### Stored items from a collection
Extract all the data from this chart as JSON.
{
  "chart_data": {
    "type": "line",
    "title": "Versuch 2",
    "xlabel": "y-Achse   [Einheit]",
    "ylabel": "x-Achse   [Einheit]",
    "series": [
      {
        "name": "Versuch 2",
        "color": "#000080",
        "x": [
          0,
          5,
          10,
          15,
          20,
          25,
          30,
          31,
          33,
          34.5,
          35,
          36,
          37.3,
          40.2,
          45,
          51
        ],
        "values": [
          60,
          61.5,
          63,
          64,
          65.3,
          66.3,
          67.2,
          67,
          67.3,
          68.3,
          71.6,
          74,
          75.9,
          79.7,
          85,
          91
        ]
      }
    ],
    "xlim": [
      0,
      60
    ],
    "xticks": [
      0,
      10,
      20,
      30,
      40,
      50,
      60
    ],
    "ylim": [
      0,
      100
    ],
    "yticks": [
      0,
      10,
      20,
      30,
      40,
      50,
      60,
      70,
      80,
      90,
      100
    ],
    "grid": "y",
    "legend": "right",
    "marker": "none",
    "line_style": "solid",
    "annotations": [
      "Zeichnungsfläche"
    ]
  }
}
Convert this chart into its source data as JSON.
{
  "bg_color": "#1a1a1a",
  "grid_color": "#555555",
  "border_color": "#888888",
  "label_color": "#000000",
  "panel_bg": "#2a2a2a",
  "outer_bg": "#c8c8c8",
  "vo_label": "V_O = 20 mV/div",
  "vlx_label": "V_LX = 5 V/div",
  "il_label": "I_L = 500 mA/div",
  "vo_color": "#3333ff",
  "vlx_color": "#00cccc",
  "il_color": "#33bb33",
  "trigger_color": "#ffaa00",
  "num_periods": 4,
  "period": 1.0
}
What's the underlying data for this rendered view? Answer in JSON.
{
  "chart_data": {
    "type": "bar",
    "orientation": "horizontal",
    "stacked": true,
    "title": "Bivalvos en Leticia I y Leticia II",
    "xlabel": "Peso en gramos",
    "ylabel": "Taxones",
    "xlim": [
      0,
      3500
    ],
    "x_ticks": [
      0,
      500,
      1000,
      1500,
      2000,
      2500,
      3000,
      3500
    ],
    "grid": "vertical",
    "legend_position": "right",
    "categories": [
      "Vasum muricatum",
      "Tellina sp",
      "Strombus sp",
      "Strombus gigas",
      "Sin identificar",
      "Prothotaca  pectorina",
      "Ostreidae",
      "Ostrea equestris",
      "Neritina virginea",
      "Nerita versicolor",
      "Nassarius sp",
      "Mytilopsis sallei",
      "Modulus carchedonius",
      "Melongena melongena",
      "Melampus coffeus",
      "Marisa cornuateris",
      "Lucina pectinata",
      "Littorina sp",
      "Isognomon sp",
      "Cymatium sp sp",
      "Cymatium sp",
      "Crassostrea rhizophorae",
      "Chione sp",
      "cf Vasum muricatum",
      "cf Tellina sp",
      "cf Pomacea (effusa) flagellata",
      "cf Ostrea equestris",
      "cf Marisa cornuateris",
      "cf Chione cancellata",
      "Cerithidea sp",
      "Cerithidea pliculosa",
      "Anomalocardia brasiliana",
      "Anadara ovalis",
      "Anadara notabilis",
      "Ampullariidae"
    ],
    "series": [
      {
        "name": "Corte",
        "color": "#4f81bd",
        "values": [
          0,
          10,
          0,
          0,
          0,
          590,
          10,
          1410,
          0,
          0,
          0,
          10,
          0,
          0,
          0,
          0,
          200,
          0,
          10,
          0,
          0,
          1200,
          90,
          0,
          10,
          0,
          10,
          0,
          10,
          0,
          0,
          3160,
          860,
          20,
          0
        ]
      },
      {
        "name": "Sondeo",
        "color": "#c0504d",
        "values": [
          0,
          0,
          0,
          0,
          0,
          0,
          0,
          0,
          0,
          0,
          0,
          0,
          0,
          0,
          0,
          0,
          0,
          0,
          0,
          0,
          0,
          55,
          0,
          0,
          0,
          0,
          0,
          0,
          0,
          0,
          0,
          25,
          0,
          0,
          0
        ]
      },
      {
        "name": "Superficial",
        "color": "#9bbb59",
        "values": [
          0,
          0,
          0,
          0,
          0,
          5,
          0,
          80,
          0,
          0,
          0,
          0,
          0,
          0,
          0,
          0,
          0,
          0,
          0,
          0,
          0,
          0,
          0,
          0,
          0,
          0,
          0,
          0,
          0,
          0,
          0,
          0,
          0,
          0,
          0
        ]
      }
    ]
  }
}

### STATED TASK
Copy down the whole of the data above, matching it exactly.

### WRITTEN SOLUTION
Extract all the data from this chart as JSON.
{
  "chart_data": {
    "type": "line",
    "title": "Versuch 2",
    "xlabel": "y-Achse   [Einheit]",
    "ylabel": "x-Achse   [Einheit]",
    "series": [
      {
        "name": "Versuch 2",
        "color": "#000080",
        "x": [
          0,
          5,
          10,
          15,
          20,
          25,
          30,
          31,
          33,
          34.5,
          35,
          36,
          37.3,
          40.2,
          45,
          51
        ],
        "values": [
          60,
          61.5,
          63,
          64,
          65.3,
          66.3,
          67.2,
          67,
          67.3,
          68.3,
          71.6,
          74,
          75.9,
          79.7,
          85,
          91
        ]
      }
    ],
    "xlim": [
      0,
      60
    ],
    "xticks": [
      0,
      10,
      20,
      30,
      40,
      50,
      60
    ],
    "ylim": [
      0,
      100
    ],
    "yticks": [
      0,
      10,
      20,
      30,
      40,
      50,
      60,
      70,
      80,
      90,
      100
    ],
    "grid": "y",
    "legend": "right",
    "marker": "none",
    "line_style": "solid",
    "annotations": [
      "Zeichnungsfläche"
    ]
  }
}
Convert this chart into its source data as JSON.
{
  "bg_color": "#1a1a1a",
  "grid_color": "#555555",
  "border_color": "#888888",
  "label_color": "#000000",
  "panel_bg": "#2a2a2a",
  "outer_bg": "#c8c8c8",
  "vo_label": "V_O = 20 mV/div",
  "vlx_label": "V_LX = 5 V/div",
  "il_label": "I_L = 500 mA/div",
  "vo_color": "#3333ff",
  "vlx_color": "#00cccc",
  "il_color": "#33bb33",
  "trigger_color": "#ffaa00",
  "num_periods": 4,
  "period": 1.0
}
What's the underlying data for this rendered view? Answer in JSON.
{
  "chart_data": {
    "type": "bar",
    "orientation": "horizontal",
    "stacked": true,
    "title": "Bivalvos en Leticia I y Leticia II",
    "xlabel": "Peso en gramos",
    "ylabel": "Taxones",
    "xlim": [
      0,
      3500
    ],
    "x_ticks": [
      0,
      500,
      1000,
      1500,
      2000,
      2500,
      3000,
      3500
    ],
    "grid": "vertical",
    "legend_position": "right",
    "categories": [
      "Vasum muricatum",
      "Tellina sp",
      "Strombus sp",
      "Strombus gigas",
      "Sin identificar",
      "Prothotaca  pectorina",
      "Ostreidae",
      "Ostrea equestris",
      "Neritina virginea",
      "Nerita versicolor",
      "Nassarius sp",
      "Mytilopsis sallei",
      "Modulus carchedonius",
      "Melongena melongena",
      "Melampus coffeus",
      "Marisa cornuateris",
      "Lucina pectinata",
      "Littorina sp",
      "Isognomon sp",
      "Cymatium sp sp",
      "Cymatium sp",
      "Crassostrea rhizophorae",
      "Chione sp",
      "cf Vasum muricatum",
      "cf Tellina sp",
      "cf Pomacea (effusa) flagellata",
      "cf Ostrea equestris",
      "cf Marisa cornuateris",
      "cf Chione cancellata",
      "Cerithidea sp",
      "Cerithidea pliculosa",
      "Anomalocardia brasiliana",
      "Anadara ovalis",
      "Anadara notabilis",
      "Ampullariidae"
    ],
    "series": [
      {
        "name": "Corte",
        "color": "#4f81bd",
        "values": [
          0,
          10,
          0,
          0,
          0,
          590,
          10,
          1410,
          0,
          0,
          0,
          10,
          0,
          0,
          0,
          0,
          200,
          0,
          10,
          0,
          0,
          1200,
          90,
          0,
          10,
          0,
          10,
          0,
          10,
          0,
          0,
          3160,
          860,
          20,
          0
        ]
      },
      {
        "name": "Sondeo",
        "color": "#c0504d",
        "values": [
          0,
          0,
          0,
          0,
          0,
          0,
          0,
          0,
          0,
          0,
          0,
          0,
          0,
          0,
          0,
          0,
          0,
          0,
          0,
          0,
          0,
          55,
          0,
          0,
          0,
          0,
          0,
          0,
          0,
          0,
          0,
          25,
          0,
          0,
          0
        ]
      },
      {
        "name": "Superficial",
        "color": "#9bbb59",
        "values": [
          0,
          0,
          0,
          0,
          0,
          5,
          0,
          80,
          0,
          0,
          0,
          0,
          0,
          0,
          0,
          0,
          0,
          0,
          0,
          0,
          0,
          0,
          0,
          0,
          0,
          0,
          0,
          0,
          0,
          0,
          0,
          0,
          0,
          0,
          0
        ]
      }
    ]
  }
}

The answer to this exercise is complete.